Select and copy out every line in the records containing "home".

**Given information**
##########

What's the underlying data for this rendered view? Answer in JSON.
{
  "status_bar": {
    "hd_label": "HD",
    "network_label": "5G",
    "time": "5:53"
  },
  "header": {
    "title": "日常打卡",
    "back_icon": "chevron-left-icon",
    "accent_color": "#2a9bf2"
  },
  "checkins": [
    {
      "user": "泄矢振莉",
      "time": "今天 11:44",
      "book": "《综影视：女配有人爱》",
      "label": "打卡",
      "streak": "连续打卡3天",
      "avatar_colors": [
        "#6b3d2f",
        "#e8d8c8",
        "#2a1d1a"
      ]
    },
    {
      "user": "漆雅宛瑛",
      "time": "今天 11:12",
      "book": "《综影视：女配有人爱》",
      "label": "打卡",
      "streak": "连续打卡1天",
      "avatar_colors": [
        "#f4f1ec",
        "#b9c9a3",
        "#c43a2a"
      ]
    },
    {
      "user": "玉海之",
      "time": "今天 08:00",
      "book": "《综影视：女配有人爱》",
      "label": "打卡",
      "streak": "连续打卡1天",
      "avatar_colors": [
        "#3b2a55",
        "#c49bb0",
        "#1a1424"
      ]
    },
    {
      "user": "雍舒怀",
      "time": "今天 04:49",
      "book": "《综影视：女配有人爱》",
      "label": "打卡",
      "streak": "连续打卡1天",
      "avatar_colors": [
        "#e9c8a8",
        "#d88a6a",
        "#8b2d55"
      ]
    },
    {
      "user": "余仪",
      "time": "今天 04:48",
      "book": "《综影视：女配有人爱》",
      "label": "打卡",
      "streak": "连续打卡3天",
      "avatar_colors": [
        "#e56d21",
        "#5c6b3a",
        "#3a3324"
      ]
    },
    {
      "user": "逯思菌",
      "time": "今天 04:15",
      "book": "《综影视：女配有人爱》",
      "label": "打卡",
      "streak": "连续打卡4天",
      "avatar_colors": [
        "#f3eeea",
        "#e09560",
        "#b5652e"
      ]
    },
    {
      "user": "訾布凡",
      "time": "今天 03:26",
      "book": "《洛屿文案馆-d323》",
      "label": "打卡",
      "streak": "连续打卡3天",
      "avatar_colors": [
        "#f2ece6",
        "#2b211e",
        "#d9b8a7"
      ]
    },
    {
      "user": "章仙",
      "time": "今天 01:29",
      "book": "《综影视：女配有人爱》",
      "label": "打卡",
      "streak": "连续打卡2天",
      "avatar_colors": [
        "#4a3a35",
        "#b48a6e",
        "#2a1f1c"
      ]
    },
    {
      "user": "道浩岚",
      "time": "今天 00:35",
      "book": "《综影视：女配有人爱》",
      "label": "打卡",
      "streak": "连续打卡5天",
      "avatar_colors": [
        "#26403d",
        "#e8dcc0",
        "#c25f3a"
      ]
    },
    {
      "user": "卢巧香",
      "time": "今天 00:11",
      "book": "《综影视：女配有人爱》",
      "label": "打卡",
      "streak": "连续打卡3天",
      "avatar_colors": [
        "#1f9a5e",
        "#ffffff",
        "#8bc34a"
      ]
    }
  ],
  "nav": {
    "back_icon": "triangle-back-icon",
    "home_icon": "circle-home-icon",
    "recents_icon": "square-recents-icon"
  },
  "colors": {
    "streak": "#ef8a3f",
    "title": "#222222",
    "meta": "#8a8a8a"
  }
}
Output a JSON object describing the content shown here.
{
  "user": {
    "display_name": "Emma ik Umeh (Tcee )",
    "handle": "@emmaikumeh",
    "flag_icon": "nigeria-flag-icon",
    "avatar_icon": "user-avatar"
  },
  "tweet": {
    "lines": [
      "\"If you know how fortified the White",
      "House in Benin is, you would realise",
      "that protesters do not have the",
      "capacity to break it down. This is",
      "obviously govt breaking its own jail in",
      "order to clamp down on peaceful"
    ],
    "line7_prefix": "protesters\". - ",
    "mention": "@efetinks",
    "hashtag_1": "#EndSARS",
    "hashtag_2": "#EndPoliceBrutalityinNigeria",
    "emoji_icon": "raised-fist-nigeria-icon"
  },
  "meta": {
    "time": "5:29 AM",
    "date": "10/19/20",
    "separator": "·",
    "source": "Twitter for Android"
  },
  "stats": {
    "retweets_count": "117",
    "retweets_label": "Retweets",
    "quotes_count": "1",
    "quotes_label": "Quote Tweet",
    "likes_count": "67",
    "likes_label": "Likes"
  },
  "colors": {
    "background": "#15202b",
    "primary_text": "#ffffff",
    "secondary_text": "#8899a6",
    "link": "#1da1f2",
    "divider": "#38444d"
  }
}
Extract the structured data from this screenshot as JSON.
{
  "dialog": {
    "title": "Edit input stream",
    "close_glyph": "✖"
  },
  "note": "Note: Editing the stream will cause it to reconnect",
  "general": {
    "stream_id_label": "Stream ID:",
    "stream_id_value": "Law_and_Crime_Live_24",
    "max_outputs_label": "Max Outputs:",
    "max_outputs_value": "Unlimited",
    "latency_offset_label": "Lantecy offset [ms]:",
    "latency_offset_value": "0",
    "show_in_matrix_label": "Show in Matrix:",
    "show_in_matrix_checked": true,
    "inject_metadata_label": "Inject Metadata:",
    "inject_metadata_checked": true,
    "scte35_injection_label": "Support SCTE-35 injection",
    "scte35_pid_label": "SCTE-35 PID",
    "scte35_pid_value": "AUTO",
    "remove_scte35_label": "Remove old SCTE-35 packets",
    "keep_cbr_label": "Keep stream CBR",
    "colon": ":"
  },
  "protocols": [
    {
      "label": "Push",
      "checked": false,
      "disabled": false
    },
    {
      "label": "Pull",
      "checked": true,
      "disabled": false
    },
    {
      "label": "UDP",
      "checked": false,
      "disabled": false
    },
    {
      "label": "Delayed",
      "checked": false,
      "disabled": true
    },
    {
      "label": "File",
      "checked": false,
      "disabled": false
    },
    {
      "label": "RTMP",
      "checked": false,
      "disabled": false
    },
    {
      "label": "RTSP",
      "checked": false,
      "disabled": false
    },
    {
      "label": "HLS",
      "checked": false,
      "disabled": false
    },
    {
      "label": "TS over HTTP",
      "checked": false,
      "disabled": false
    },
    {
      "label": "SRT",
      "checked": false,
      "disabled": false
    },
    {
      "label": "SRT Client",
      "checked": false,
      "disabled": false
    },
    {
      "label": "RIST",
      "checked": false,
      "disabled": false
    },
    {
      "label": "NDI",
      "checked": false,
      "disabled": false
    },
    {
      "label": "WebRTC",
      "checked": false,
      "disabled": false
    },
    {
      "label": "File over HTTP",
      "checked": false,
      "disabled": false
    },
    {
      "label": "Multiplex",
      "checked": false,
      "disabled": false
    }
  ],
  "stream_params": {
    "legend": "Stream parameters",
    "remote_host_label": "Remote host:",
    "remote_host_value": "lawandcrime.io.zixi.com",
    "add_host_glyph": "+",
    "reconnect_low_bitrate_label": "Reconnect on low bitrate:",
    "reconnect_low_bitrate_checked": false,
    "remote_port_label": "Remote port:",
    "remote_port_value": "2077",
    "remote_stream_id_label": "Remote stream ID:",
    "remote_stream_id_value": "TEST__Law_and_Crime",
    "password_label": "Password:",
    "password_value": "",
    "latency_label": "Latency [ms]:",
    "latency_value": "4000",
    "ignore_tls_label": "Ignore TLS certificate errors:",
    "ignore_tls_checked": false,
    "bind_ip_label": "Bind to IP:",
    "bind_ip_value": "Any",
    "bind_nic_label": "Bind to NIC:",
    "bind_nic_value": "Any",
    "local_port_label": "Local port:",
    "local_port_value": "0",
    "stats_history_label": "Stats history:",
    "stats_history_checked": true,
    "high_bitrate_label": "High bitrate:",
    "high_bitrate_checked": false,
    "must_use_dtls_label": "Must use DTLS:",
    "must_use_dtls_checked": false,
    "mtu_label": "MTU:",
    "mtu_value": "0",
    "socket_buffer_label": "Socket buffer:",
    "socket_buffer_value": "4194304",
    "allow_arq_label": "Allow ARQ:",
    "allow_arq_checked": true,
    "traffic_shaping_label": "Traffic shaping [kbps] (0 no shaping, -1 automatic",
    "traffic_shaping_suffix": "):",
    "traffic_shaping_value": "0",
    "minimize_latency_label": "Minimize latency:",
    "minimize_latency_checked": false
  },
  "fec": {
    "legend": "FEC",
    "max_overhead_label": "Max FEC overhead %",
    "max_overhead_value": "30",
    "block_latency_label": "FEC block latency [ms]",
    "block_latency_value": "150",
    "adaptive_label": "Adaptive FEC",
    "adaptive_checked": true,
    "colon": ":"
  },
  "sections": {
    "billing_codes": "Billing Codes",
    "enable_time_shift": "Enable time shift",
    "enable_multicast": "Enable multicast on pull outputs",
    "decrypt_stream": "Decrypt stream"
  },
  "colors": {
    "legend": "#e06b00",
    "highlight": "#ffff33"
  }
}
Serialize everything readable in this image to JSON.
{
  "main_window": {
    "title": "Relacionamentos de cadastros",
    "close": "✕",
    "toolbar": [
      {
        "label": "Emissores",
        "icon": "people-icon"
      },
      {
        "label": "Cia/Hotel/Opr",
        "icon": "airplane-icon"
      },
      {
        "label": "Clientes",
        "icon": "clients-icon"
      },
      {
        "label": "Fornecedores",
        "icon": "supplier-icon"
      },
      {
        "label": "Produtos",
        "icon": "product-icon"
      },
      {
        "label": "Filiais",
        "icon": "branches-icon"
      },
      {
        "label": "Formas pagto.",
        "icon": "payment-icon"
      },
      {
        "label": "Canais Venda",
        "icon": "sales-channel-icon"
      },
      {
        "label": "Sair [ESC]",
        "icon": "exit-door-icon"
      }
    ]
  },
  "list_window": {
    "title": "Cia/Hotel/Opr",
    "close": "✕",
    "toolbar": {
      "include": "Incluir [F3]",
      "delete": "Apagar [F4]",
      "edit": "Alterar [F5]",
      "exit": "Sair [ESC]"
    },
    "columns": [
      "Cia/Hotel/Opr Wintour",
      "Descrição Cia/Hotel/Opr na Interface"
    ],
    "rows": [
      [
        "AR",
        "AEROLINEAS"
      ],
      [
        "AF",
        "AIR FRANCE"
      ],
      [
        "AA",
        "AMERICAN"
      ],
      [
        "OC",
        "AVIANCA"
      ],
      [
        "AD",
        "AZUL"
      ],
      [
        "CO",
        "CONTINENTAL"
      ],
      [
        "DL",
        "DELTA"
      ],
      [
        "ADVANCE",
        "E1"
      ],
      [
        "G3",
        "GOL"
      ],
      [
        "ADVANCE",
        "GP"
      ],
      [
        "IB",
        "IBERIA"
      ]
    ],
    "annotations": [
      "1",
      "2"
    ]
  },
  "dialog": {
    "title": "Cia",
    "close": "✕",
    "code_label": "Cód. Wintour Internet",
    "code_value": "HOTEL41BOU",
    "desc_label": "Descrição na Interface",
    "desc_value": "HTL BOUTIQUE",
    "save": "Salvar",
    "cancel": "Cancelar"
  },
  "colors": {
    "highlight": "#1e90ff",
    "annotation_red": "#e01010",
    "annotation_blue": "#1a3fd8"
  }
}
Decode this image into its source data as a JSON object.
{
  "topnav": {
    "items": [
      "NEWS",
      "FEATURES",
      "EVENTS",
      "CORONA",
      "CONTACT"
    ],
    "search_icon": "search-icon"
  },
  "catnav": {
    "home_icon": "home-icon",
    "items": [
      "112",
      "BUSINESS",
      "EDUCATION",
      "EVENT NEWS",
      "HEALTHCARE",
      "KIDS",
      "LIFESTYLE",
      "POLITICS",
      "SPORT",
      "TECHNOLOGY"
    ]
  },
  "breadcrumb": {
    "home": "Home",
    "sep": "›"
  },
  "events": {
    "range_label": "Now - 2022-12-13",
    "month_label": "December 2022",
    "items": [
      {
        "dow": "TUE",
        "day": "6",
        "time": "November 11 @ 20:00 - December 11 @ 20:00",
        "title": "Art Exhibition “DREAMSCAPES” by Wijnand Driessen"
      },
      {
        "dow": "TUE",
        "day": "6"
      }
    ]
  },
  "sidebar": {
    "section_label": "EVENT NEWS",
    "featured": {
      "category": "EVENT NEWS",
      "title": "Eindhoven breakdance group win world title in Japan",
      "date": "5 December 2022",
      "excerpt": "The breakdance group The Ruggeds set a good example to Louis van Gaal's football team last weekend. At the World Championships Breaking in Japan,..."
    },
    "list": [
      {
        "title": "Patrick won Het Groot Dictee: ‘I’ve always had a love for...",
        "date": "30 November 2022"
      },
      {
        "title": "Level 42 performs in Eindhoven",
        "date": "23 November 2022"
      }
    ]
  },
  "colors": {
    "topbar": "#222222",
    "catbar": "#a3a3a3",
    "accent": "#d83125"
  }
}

##########

**Task output**
    "home_icon": "circle-home-icon",
    "home_icon": "home-icon",
    "home": "Home",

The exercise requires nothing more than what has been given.